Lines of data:
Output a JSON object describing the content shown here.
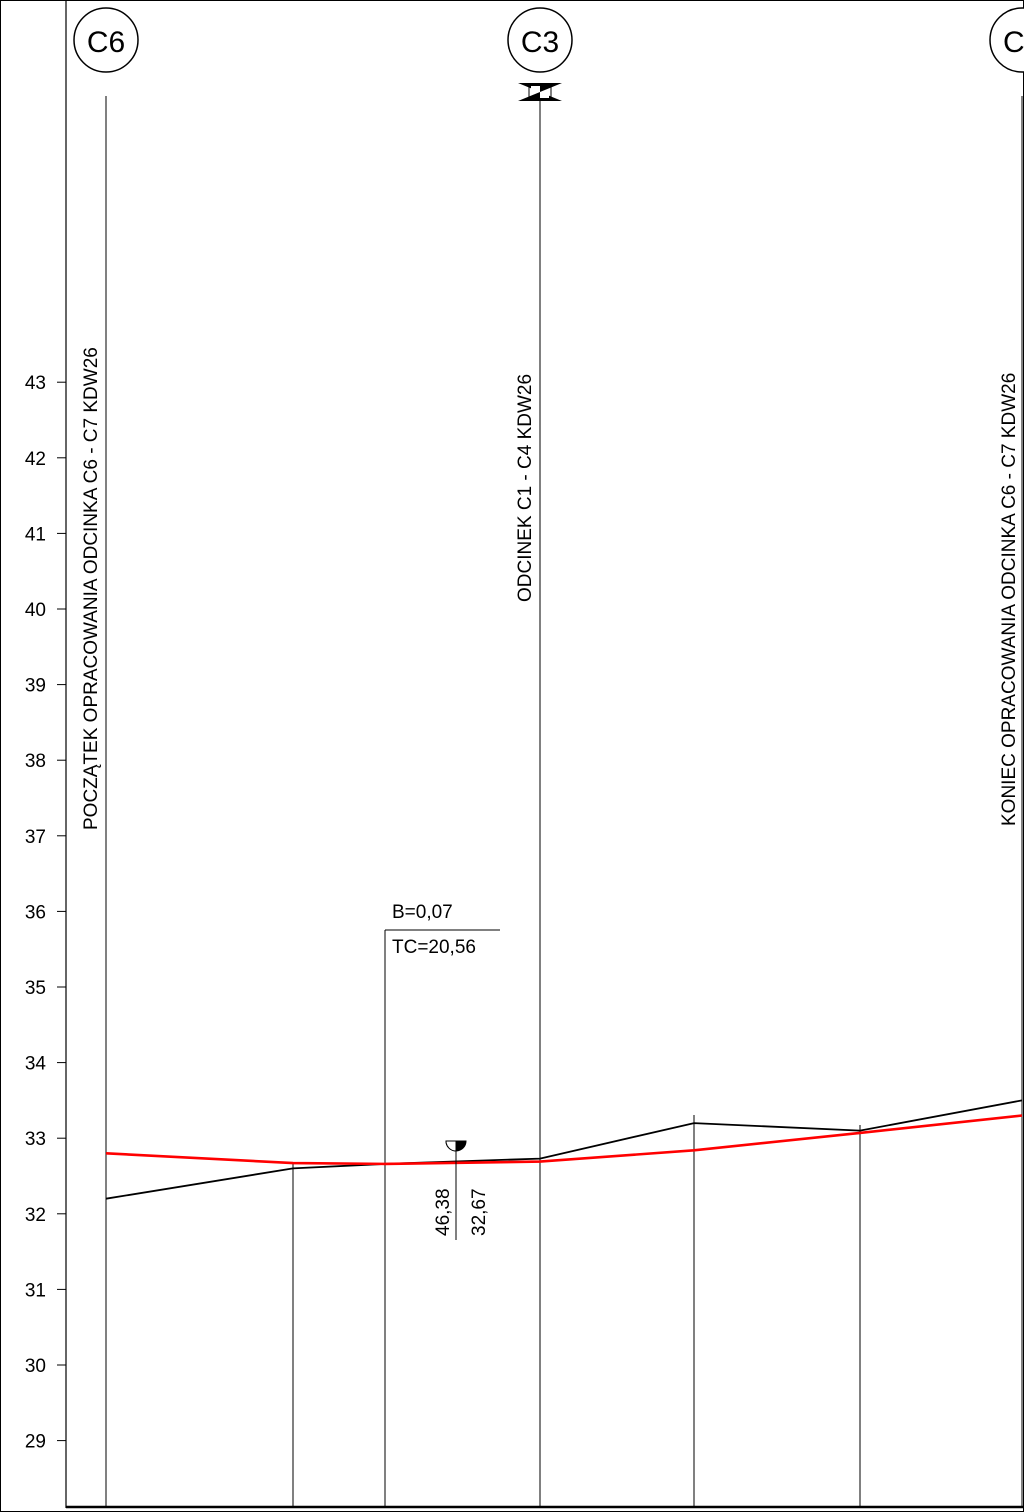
{
  "axis": {
    "unit": "m",
    "tick_labels": [
      "43",
      "42",
      "41",
      "40",
      "39",
      "38",
      "37",
      "36",
      "35",
      "34",
      "33",
      "32",
      "31",
      "30",
      "29"
    ],
    "ticks": [
      43,
      42,
      41,
      40,
      39,
      38,
      37,
      36,
      35,
      34,
      33,
      32,
      31,
      30,
      29
    ]
  },
  "stations": [
    {
      "label": "C6"
    },
    {
      "label": "C3"
    },
    {
      "label": "C"
    }
  ],
  "vertical_labels": {
    "start": "POCZĄTEK  OPRACOWANIA  ODCINKA  C6 - C7  KDW26",
    "middle": "ODCINEK  C1 - C4  KDW26",
    "end": "KONIEC  OPRACOWANIA  ODCINKA  C6 - C7  KDW26"
  },
  "curve_annotation": {
    "b": "B=0,07",
    "tc": "TC=20,56"
  },
  "low_point": {
    "chainage": "46,38",
    "elevation": "32,67"
  },
  "chart_data": {
    "type": "line",
    "ylim": [
      28,
      44
    ],
    "series": [
      {
        "role": "terrain",
        "color": "#000000",
        "values": [
          32.2,
          32.6,
          32.66,
          32.73,
          33.2,
          33.1,
          33.5
        ]
      },
      {
        "role": "design",
        "color": "#ff0000",
        "values": [
          32.8,
          32.67,
          32.66,
          32.69,
          32.84,
          33.07,
          33.3
        ]
      }
    ]
  }
}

THE PROBLEM: In your copy of the records, include no pictures; repeat everything else exactly.

SOLUTION FOR THIS PROBLEM:
Output a JSON object describing the content shown here.
{
  "axis": {
    "unit": "m",
    "tick_labels": [
      "43",
      "42",
      "41",
      "40",
      "39",
      "38",
      "37",
      "36",
      "35",
      "34",
      "33",
      "32",
      "31",
      "30",
      "29"
    ],
    "ticks": [
      43,
      42,
      41,
      40,
      39,
      38,
      37,
      36,
      35,
      34,
      33,
      32,
      31,
      30,
      29
    ]
  },
  "stations": [
    {
      "label": "C6"
    },
    {
      "label": "C3"
    },
    {
      "label": "C"
    }
  ],
  "vertical_labels": {
    "start": "POCZĄTEK  OPRACOWANIA  ODCINKA  C6 - C7  KDW26",
    "middle": "ODCINEK  C1 - C4  KDW26",
    "end": "KONIEC  OPRACOWANIA  ODCINKA  C6 - C7  KDW26"
  },
  "curve_annotation": {
    "b": "B=0,07",
    "tc": "TC=20,56"
  },
  "low_point": {
    "chainage": "46,38",
    "elevation": "32,67"
  },
  "chart_data": {
    "type": "line",
    "ylim": [
      28,
      44
    ],
    "series": [
      {
        "role": "terrain",
        "color": "#000000",
        "values": [
          32.2,
          32.6,
          32.66,
          32.73,
          33.2,
          33.1,
          33.5
        ]
      },
      {
        "role": "design",
        "color": "#ff0000",
        "values": [
          32.8,
          32.67,
          32.66,
          32.69,
          32.84,
          33.07,
          33.3
        ]
      }
    ]
  }
}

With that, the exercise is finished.